— START OF Records for the task —

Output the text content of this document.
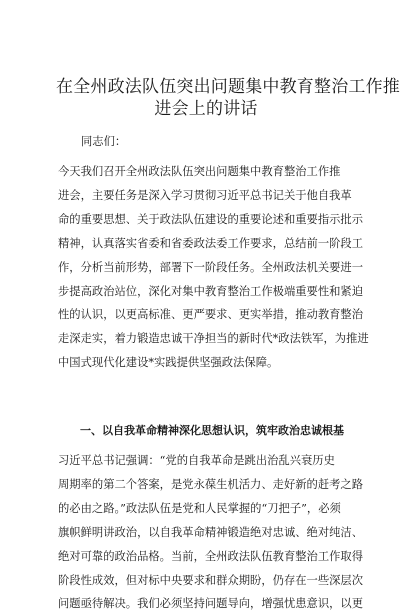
在全州政法队伍突出问题集中教育整治工作推
进会上的讲话
同志们：
今天我们召开全州政法队伍突出问题集中教育整治工作推
进会，主要任务是深入学习贯彻习近平总书记关于他自我革
命的重要思想、关于政法队伍建设的重要论述和重要指示批示
精神，认真落实省委和省委政法委工作要求，总结前一阶段工
作，分析当前形势，部署下一阶段任务。全州政法机关要进一
步提高政治站位，深化对集中教育整治工作极端重要性和紧迫
性的认识，以更高标准、更严要求、更实举措，推动教育整治
走深走实，着力锻造忠诚干净担当的新时代*政法铁军，为推进
中国式现代化建设*实践提供坚强政法保障。
一、以自我革命精神深化思想认识，筑牢政治忠诚根基
习近平总书记强调：“党的自我革命是跳出治乱兴衰历史
周期率的第二个答案，是党永葆生机活力、走好新的赶考之路
的必由之路。”政法队伍是党和人民掌握的“刀把子”，必须
旗帜鲜明讲政治，以自我革命精神锻造绝对忠诚、绝对纯洁、
绝对可靠的政治品格。当前，全州政法队伍教育整治工作取得
阶段性成效，但对标中央要求和群众期盼，仍存在一些深层次
问题亟待解决。我们必须坚持问题导向，增强忧患意识，以更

— END OF Records for the task —

What is asked: Extract the full listing above verbatim; pictures are to be left out of the copy.

Problem solution:
Output the text content of this document.
在全州政法队伍突出问题集中教育整治工作推
进会上的讲话
同志们：
今天我们召开全州政法队伍突出问题集中教育整治工作推
进会，主要任务是深入学习贯彻习近平总书记关于他自我革
命的重要思想、关于政法队伍建设的重要论述和重要指示批示
精神，认真落实省委和省委政法委工作要求，总结前一阶段工
作，分析当前形势，部署下一阶段任务。全州政法机关要进一
步提高政治站位，深化对集中教育整治工作极端重要性和紧迫
性的认识，以更高标准、更严要求、更实举措，推动教育整治
走深走实，着力锻造忠诚干净担当的新时代*政法铁军，为推进
中国式现代化建设*实践提供坚强政法保障。
一、以自我革命精神深化思想认识，筑牢政治忠诚根基
习近平总书记强调：“党的自我革命是跳出治乱兴衰历史
周期率的第二个答案，是党永葆生机活力、走好新的赶考之路
的必由之路。”政法队伍是党和人民掌握的“刀把子”，必须
旗帜鲜明讲政治，以自我革命精神锻造绝对忠诚、绝对纯洁、
绝对可靠的政治品格。当前，全州政法队伍教育整治工作取得
阶段性成效，但对标中央要求和群众期盼，仍存在一些深层次
问题亟待解决。我们必须坚持问题导向，增强忧患意识，以更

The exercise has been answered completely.